**Source data**
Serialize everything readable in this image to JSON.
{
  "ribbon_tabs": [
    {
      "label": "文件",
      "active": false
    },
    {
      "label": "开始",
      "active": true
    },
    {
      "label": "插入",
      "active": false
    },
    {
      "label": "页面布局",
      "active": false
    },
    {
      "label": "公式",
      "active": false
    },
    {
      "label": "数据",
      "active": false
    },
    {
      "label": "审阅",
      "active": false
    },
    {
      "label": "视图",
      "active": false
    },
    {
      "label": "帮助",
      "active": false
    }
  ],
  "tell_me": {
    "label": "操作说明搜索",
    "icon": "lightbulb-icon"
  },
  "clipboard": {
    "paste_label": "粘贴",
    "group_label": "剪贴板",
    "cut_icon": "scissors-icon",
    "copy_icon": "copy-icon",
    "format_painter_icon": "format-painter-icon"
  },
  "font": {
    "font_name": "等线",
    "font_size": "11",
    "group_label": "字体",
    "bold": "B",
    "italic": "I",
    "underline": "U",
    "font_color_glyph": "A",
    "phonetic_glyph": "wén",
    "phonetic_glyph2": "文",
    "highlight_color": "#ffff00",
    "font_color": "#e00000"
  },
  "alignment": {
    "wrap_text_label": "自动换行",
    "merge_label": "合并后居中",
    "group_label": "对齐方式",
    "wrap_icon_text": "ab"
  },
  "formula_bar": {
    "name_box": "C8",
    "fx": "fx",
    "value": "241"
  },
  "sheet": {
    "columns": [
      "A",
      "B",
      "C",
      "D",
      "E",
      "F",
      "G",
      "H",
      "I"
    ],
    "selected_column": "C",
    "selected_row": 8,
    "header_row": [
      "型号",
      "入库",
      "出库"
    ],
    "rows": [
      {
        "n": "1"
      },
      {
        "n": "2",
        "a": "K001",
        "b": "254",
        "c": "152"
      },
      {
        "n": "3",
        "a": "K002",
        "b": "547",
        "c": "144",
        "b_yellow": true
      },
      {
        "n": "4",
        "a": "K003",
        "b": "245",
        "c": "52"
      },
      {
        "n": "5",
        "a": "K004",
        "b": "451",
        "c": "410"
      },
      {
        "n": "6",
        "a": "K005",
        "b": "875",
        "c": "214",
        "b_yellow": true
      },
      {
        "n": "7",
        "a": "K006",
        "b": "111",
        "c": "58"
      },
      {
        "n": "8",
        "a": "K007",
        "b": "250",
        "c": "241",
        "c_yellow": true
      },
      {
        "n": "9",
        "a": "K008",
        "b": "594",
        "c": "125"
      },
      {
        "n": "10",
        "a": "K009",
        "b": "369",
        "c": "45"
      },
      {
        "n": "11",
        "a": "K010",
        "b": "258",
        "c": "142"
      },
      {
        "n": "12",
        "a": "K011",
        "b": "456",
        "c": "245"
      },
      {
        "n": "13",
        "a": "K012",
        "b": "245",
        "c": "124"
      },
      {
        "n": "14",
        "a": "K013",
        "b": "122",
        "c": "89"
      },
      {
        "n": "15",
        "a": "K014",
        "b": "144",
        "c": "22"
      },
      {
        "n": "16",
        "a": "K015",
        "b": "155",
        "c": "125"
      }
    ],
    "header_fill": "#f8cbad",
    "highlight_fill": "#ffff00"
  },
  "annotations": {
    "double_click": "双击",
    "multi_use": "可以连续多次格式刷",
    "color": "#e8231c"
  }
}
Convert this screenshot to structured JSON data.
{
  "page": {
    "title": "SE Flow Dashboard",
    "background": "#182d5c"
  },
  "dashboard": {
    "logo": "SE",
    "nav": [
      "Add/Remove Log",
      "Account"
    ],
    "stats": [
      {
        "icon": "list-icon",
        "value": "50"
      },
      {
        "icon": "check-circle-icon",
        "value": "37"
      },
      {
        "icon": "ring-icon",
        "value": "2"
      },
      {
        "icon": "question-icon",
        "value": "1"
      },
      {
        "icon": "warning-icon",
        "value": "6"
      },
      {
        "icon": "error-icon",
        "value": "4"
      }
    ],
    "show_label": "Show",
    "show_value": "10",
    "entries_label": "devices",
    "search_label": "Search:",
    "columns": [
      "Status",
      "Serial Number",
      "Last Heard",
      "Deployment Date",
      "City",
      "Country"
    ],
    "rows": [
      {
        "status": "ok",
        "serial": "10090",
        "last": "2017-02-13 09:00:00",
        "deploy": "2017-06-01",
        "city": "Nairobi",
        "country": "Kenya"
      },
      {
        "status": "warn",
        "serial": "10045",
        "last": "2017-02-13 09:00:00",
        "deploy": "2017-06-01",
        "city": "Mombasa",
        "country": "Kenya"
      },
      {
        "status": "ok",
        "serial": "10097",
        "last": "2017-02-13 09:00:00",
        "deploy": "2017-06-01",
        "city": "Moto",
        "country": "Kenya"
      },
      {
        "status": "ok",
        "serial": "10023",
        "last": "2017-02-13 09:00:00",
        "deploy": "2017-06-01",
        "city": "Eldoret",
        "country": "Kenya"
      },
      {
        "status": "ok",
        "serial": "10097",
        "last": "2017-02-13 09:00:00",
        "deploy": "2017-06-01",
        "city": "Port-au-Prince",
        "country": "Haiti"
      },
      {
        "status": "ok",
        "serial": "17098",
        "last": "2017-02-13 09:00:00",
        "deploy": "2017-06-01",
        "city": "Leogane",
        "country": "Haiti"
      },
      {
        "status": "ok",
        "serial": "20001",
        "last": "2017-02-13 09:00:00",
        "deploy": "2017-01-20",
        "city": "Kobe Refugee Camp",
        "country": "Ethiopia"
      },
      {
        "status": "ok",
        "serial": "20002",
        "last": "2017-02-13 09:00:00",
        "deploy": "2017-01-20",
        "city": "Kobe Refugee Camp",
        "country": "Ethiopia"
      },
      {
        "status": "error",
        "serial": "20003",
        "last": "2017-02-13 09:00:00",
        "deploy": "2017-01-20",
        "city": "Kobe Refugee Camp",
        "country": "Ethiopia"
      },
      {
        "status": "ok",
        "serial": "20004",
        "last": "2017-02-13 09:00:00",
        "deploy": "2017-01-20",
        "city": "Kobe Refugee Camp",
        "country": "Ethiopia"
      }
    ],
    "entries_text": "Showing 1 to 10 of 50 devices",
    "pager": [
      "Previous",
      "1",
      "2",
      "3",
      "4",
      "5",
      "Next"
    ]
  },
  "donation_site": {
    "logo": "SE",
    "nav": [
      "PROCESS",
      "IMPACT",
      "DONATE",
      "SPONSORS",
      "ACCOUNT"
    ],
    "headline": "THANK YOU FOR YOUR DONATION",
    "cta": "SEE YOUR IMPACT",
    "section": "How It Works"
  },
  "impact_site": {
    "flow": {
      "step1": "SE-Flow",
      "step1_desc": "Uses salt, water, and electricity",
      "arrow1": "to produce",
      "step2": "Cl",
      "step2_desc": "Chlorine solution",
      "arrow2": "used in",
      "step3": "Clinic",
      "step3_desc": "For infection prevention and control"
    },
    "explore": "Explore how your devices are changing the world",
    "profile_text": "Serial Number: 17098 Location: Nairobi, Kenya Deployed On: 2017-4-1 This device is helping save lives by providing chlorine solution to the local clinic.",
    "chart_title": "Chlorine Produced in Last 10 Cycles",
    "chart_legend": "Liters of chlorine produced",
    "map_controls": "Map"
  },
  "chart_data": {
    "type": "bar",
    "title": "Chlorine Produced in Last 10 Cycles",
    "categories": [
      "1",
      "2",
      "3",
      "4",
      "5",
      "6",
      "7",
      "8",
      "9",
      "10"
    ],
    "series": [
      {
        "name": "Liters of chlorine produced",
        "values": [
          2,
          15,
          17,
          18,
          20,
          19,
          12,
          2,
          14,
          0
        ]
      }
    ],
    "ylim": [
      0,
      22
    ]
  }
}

**Work instructions**
From the records above, extract every line exactly as it stands.

**Output below**
Serialize everything readable in this image to JSON.
{
  "ribbon_tabs": [
    {
      "label": "文件",
      "active": false
    },
    {
      "label": "开始",
      "active": true
    },
    {
      "label": "插入",
      "active": false
    },
    {
      "label": "页面布局",
      "active": false
    },
    {
      "label": "公式",
      "active": false
    },
    {
      "label": "数据",
      "active": false
    },
    {
      "label": "审阅",
      "active": false
    },
    {
      "label": "视图",
      "active": false
    },
    {
      "label": "帮助",
      "active": false
    }
  ],
  "tell_me": {
    "label": "操作说明搜索",
    "icon": "lightbulb-icon"
  },
  "clipboard": {
    "paste_label": "粘贴",
    "group_label": "剪贴板",
    "cut_icon": "scissors-icon",
    "copy_icon": "copy-icon",
    "format_painter_icon": "format-painter-icon"
  },
  "font": {
    "font_name": "等线",
    "font_size": "11",
    "group_label": "字体",
    "bold": "B",
    "italic": "I",
    "underline": "U",
    "font_color_glyph": "A",
    "phonetic_glyph": "wén",
    "phonetic_glyph2": "文",
    "highlight_color": "#ffff00",
    "font_color": "#e00000"
  },
  "alignment": {
    "wrap_text_label": "自动换行",
    "merge_label": "合并后居中",
    "group_label": "对齐方式",
    "wrap_icon_text": "ab"
  },
  "formula_bar": {
    "name_box": "C8",
    "fx": "fx",
    "value": "241"
  },
  "sheet": {
    "columns": [
      "A",
      "B",
      "C",
      "D",
      "E",
      "F",
      "G",
      "H",
      "I"
    ],
    "selected_column": "C",
    "selected_row": 8,
    "header_row": [
      "型号",
      "入库",
      "出库"
    ],
    "rows": [
      {
        "n": "1"
      },
      {
        "n": "2",
        "a": "K001",
        "b": "254",
        "c": "152"
      },
      {
        "n": "3",
        "a": "K002",
        "b": "547",
        "c": "144",
        "b_yellow": true
      },
      {
        "n": "4",
        "a": "K003",
        "b": "245",
        "c": "52"
      },
      {
        "n": "5",
        "a": "K004",
        "b": "451",
        "c": "410"
      },
      {
        "n": "6",
        "a": "K005",
        "b": "875",
        "c": "214",
        "b_yellow": true
      },
      {
        "n": "7",
        "a": "K006",
        "b": "111",
        "c": "58"
      },
      {
        "n": "8",
        "a": "K007",
        "b": "250",
        "c": "241",
        "c_yellow": true
      },
      {
        "n": "9",
        "a": "K008",
        "b": "594",
        "c": "125"
      },
      {
        "n": "10",
        "a": "K009",
        "b": "369",
        "c": "45"
      },
      {
        "n": "11",
        "a": "K010",
        "b": "258",
        "c": "142"
      },
      {
        "n": "12",
        "a": "K011",
        "b": "456",
        "c": "245"
      },
      {
        "n": "13",
        "a": "K012",
        "b": "245",
        "c": "124"
      },
      {
        "n": "14",
        "a": "K013",
        "b": "122",
        "c": "89"
      },
      {
        "n": "15",
        "a": "K014",
        "b": "144",
        "c": "22"
      },
      {
        "n": "16",
        "a": "K015",
        "b": "155",
        "c": "125"
      }
    ],
    "header_fill": "#f8cbad",
    "highlight_fill": "#ffff00"
  },
  "annotations": {
    "double_click": "双击",
    "multi_use": "可以连续多次格式刷",
    "color": "#e8231c"
  }
}
Convert this screenshot to structured JSON data.
{
  "page": {
    "title": "SE Flow Dashboard",
    "background": "#182d5c"
  },
  "dashboard": {
    "logo": "SE",
    "nav": [
      "Add/Remove Log",
      "Account"
    ],
    "stats": [
      {
        "icon": "list-icon",
        "value": "50"
      },
      {
        "icon": "check-circle-icon",
        "value": "37"
      },
      {
        "icon": "ring-icon",
        "value": "2"
      },
      {
        "icon": "question-icon",
        "value": "1"
      },
      {
        "icon": "warning-icon",
        "value": "6"
      },
      {
        "icon": "error-icon",
        "value": "4"
      }
    ],
    "show_label": "Show",
    "show_value": "10",
    "entries_label": "devices",
    "search_label": "Search:",
    "columns": [
      "Status",
      "Serial Number",
      "Last Heard",
      "Deployment Date",
      "City",
      "Country"
    ],
    "rows": [
      {
        "status": "ok",
        "serial": "10090",
        "last": "2017-02-13 09:00:00",
        "deploy": "2017-06-01",
        "city": "Nairobi",
        "country": "Kenya"
      },
      {
        "status": "warn",
        "serial": "10045",
        "last": "2017-02-13 09:00:00",
        "deploy": "2017-06-01",
        "city": "Mombasa",
        "country": "Kenya"
      },
      {
        "status": "ok",
        "serial": "10097",
        "last": "2017-02-13 09:00:00",
        "deploy": "2017-06-01",
        "city": "Moto",
        "country": "Kenya"
      },
      {
        "status": "ok",
        "serial": "10023",
        "last": "2017-02-13 09:00:00",
        "deploy": "2017-06-01",
        "city": "Eldoret",
        "country": "Kenya"
      },
      {
        "status": "ok",
        "serial": "10097",
        "last": "2017-02-13 09:00:00",
        "deploy": "2017-06-01",
        "city": "Port-au-Prince",
        "country": "Haiti"
      },
      {
        "status": "ok",
        "serial": "17098",
        "last": "2017-02-13 09:00:00",
        "deploy": "2017-06-01",
        "city": "Leogane",
        "country": "Haiti"
      },
      {
        "status": "ok",
        "serial": "20001",
        "last": "2017-02-13 09:00:00",
        "deploy": "2017-01-20",
        "city": "Kobe Refugee Camp",
        "country": "Ethiopia"
      },
      {
        "status": "ok",
        "serial": "20002",
        "last": "2017-02-13 09:00:00",
        "deploy": "2017-01-20",
        "city": "Kobe Refugee Camp",
        "country": "Ethiopia"
      },
      {
        "status": "error",
        "serial": "20003",
        "last": "2017-02-13 09:00:00",
        "deploy": "2017-01-20",
        "city": "Kobe Refugee Camp",
        "country": "Ethiopia"
      },
      {
        "status": "ok",
        "serial": "20004",
        "last": "2017-02-13 09:00:00",
        "deploy": "2017-01-20",
        "city": "Kobe Refugee Camp",
        "country": "Ethiopia"
      }
    ],
    "entries_text": "Showing 1 to 10 of 50 devices",
    "pager": [
      "Previous",
      "1",
      "2",
      "3",
      "4",
      "5",
      "Next"
    ]
  },
  "donation_site": {
    "logo": "SE",
    "nav": [
      "PROCESS",
      "IMPACT",
      "DONATE",
      "SPONSORS",
      "ACCOUNT"
    ],
    "headline": "THANK YOU FOR YOUR DONATION",
    "cta": "SEE YOUR IMPACT",
    "section": "How It Works"
  },
  "impact_site": {
    "flow": {
      "step1": "SE-Flow",
      "step1_desc": "Uses salt, water, and electricity",
      "arrow1": "to produce",
      "step2": "Cl",
      "step2_desc": "Chlorine solution",
      "arrow2": "used in",
      "step3": "Clinic",
      "step3_desc": "For infection prevention and control"
    },
    "explore": "Explore how your devices are changing the world",
    "profile_text": "Serial Number: 17098 Location: Nairobi, Kenya Deployed On: 2017-4-1 This device is helping save lives by providing chlorine solution to the local clinic.",
    "chart_title": "Chlorine Produced in Last 10 Cycles",
    "chart_legend": "Liters of chlorine produced",
    "map_controls": "Map"
  },
  "chart_data": {
    "type": "bar",
    "title": "Chlorine Produced in Last 10 Cycles",
    "categories": [
      "1",
      "2",
      "3",
      "4",
      "5",
      "6",
      "7",
      "8",
      "9",
      "10"
    ],
    "series": [
      {
        "name": "Liters of chlorine produced",
        "values": [
          2,
          15,
          17,
          18,
          20,
          19,
          12,
          2,
          14,
          0
        ]
      }
    ],
    "ylim": [
      0,
      22
    ]
  }
}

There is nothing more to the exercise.